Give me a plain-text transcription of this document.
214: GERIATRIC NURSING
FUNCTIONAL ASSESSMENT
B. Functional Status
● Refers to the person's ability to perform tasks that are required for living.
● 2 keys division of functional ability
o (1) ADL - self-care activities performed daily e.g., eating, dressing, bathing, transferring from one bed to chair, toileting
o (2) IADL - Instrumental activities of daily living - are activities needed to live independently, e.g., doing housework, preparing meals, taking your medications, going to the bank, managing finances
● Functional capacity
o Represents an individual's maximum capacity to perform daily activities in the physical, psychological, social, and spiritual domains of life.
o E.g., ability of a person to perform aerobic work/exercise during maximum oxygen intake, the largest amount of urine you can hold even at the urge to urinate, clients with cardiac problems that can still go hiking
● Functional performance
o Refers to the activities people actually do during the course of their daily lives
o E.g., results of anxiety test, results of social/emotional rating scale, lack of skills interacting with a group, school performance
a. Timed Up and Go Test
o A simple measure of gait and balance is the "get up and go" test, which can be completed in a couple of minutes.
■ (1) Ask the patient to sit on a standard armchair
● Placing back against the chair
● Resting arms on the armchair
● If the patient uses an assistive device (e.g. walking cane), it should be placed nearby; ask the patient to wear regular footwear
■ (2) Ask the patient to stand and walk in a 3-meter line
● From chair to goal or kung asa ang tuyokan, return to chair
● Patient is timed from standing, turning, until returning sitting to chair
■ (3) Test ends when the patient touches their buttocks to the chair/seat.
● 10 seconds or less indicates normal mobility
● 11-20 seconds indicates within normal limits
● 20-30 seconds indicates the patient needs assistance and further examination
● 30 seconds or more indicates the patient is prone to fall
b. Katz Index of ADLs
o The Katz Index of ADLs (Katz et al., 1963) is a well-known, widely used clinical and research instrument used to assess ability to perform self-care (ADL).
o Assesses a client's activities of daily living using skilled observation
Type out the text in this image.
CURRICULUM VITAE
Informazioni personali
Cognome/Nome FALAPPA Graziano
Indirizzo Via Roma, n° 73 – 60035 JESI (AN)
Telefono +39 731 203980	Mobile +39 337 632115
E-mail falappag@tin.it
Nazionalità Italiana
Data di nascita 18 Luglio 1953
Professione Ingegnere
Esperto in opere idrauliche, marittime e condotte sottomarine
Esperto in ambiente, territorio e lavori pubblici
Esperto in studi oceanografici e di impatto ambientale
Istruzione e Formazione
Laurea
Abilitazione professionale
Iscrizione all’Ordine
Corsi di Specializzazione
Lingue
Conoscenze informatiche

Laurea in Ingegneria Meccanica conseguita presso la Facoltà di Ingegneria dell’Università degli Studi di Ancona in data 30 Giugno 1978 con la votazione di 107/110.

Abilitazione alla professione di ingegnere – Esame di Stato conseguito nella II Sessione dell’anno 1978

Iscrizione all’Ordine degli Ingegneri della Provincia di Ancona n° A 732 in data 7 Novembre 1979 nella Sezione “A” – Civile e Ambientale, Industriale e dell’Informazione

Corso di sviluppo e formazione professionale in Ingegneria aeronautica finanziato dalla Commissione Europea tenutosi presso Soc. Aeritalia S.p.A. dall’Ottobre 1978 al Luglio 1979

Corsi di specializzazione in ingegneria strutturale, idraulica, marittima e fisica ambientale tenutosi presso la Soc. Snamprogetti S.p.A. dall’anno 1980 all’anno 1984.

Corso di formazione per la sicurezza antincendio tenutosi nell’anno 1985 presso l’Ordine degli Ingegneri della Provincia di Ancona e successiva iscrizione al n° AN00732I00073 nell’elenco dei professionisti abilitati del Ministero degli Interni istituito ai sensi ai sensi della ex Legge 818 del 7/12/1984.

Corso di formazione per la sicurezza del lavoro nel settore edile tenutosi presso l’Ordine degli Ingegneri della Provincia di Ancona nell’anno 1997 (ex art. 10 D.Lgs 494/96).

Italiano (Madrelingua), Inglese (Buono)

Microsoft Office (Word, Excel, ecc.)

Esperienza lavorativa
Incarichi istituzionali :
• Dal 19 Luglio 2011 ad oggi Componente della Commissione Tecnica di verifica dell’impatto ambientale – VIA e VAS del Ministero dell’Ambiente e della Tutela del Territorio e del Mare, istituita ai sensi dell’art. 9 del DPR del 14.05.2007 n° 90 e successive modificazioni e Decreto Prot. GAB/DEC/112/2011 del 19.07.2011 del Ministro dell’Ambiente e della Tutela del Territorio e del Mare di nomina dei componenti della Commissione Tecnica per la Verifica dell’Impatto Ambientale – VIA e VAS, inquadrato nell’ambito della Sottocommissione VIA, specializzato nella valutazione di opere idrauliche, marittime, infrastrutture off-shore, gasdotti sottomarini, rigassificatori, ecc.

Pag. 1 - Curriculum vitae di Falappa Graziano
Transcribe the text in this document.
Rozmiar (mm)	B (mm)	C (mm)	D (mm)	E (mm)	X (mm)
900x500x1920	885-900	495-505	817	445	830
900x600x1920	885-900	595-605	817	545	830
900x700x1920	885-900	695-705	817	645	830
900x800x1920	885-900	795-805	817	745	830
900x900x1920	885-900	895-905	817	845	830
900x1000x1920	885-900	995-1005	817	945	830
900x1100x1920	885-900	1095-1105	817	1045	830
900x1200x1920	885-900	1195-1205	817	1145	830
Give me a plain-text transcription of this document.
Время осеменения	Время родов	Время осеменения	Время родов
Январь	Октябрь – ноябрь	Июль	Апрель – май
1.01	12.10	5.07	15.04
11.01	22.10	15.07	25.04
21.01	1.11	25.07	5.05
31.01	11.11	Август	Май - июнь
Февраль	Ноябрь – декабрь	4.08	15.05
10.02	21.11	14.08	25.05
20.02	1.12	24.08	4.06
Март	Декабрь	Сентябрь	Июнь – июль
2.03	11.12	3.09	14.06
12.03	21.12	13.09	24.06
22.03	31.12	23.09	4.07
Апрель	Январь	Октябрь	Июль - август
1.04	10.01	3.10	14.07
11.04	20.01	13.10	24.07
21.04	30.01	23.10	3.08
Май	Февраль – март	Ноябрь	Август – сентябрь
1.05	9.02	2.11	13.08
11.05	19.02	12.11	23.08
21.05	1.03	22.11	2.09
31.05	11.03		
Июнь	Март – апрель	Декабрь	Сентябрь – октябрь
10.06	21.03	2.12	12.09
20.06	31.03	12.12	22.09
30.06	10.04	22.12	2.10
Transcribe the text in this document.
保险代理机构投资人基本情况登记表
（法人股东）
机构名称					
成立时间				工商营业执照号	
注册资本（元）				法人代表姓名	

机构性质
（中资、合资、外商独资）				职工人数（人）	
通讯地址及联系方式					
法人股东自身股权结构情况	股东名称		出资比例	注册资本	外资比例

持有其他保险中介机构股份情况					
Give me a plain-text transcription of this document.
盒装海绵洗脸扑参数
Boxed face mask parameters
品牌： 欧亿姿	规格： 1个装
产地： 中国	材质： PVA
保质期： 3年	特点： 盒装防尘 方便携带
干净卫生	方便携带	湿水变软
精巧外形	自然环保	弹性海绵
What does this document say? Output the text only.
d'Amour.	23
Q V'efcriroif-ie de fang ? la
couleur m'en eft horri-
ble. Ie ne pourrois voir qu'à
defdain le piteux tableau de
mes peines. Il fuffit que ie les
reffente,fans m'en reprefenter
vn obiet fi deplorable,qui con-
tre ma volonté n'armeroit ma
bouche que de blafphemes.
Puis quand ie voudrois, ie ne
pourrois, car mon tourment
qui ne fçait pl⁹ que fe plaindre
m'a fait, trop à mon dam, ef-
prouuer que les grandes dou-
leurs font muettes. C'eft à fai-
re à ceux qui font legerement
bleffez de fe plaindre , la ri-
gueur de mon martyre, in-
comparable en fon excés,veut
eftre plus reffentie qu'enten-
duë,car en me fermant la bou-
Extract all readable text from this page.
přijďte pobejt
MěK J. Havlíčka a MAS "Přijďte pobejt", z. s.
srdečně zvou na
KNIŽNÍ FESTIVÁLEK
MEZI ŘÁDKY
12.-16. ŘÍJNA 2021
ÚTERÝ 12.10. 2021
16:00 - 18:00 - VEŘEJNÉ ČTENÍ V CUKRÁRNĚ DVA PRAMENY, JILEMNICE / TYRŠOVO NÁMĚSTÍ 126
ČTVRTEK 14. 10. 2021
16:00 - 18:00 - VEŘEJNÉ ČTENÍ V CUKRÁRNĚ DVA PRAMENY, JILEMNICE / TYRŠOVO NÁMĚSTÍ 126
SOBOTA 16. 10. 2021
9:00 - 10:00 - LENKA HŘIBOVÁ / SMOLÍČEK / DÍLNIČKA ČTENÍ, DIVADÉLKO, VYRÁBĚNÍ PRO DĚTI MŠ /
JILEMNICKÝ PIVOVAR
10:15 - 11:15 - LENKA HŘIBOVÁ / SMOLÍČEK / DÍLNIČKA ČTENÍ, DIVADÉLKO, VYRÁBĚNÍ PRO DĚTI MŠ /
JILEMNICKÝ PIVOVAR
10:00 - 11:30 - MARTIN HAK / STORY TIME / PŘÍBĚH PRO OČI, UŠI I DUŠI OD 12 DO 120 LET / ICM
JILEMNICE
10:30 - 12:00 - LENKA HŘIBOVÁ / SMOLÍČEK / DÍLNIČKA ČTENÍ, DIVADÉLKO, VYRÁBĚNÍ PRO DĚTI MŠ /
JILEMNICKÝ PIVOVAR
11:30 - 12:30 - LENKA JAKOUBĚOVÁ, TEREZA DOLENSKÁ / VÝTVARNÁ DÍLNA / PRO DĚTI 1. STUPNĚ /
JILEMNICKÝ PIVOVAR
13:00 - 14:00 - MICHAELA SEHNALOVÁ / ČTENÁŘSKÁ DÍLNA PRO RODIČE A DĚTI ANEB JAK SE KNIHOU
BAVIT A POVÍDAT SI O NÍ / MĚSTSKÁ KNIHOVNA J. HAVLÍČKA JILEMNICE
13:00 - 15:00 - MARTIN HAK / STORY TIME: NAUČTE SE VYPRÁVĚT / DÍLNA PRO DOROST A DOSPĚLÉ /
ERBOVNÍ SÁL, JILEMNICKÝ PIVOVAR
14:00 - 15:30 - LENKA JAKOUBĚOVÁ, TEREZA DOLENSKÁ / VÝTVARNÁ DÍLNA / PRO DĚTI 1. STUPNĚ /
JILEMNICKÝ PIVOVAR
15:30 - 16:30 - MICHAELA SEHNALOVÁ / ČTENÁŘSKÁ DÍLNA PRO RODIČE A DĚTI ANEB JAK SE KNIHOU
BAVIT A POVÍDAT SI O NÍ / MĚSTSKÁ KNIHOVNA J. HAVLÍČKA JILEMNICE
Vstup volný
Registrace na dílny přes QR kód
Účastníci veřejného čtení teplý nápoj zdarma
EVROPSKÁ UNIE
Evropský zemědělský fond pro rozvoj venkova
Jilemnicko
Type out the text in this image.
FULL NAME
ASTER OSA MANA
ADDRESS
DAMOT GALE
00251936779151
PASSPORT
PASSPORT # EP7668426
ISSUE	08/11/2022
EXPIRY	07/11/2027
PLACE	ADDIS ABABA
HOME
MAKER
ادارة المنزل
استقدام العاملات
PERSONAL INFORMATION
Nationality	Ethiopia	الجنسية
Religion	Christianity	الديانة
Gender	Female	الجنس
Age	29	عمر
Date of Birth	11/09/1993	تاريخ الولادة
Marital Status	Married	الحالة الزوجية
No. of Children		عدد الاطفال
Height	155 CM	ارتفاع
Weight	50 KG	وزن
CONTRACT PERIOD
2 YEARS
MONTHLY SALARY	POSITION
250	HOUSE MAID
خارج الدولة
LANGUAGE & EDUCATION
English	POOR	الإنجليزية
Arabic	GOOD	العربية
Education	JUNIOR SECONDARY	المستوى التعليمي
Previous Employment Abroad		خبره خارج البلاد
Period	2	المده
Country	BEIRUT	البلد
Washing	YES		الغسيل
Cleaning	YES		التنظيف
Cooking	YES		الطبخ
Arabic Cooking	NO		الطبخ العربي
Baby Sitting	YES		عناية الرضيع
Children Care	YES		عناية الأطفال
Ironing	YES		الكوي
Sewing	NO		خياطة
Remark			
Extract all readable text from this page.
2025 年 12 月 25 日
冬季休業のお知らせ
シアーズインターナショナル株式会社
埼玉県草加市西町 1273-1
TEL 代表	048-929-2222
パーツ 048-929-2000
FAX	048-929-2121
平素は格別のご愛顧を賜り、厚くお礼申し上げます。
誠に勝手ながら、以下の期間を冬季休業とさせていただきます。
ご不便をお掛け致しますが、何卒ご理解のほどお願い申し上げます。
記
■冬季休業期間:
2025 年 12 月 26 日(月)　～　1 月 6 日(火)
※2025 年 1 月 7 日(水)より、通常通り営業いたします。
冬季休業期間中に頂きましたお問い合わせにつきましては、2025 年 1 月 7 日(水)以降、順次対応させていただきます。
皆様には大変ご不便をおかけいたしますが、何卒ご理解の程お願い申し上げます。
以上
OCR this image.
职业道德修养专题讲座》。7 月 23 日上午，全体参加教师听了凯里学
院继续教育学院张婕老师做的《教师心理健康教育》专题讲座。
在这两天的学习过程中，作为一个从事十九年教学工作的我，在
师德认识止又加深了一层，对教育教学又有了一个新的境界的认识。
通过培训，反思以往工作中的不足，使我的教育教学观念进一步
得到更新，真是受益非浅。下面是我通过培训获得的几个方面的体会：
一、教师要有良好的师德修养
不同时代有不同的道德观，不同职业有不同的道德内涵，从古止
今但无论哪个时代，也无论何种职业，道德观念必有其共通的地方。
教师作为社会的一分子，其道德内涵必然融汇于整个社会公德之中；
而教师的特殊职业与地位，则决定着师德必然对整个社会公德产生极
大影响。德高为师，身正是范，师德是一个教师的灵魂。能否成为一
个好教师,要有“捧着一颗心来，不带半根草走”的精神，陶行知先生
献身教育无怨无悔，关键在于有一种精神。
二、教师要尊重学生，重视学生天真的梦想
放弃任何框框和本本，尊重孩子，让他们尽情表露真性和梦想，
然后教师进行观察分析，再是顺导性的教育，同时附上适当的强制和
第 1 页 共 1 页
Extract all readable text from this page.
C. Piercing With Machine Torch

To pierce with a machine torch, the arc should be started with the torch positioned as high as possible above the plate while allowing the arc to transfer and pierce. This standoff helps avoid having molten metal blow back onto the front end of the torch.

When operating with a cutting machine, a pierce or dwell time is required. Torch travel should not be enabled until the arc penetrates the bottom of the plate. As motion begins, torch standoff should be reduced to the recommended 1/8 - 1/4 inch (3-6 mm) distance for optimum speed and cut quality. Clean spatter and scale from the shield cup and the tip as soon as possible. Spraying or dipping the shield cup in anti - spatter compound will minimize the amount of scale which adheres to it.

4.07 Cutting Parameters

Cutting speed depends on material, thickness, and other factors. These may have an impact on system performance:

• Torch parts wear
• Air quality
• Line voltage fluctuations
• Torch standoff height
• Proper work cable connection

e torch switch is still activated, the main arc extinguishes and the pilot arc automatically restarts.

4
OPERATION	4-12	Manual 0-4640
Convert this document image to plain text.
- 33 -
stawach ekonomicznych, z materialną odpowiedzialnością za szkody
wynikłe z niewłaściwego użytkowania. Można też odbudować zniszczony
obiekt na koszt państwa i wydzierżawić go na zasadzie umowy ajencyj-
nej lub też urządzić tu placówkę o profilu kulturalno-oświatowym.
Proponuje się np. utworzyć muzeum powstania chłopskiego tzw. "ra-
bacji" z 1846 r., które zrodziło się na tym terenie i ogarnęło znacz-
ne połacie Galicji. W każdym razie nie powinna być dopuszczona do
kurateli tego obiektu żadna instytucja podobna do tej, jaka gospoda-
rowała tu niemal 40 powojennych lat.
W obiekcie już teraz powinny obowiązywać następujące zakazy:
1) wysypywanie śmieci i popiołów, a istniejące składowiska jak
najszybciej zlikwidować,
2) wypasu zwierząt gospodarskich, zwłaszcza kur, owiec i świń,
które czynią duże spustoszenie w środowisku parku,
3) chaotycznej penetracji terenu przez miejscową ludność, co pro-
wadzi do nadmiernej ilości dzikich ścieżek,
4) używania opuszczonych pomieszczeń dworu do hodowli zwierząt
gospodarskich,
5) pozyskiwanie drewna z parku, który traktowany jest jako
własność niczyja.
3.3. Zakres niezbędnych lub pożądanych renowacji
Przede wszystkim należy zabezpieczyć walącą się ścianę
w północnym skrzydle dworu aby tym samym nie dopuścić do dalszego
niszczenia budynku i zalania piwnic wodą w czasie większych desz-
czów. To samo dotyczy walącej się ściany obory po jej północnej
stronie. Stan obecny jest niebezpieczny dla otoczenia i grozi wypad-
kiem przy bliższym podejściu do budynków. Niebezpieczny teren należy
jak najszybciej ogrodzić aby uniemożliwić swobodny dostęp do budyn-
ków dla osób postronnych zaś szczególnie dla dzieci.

* WHAT THE EXERCISE ASKS:
Pull every line containing "MICHAELA" out of the data above.

* COMPLETE ANSWER:
13:00 - 14:00 - MICHAELA SEHNALOVÁ / ČTENÁŘSKÁ DÍLNA PRO RODIČE A DĚTI ANEB JAK SE KNIHOU
15:30 - 16:30 - MICHAELA SEHNALOVÁ / ČTENÁŘSKÁ DÍLNA PRO RODIČE A DĚTI ANEB JAK SE KNIHOU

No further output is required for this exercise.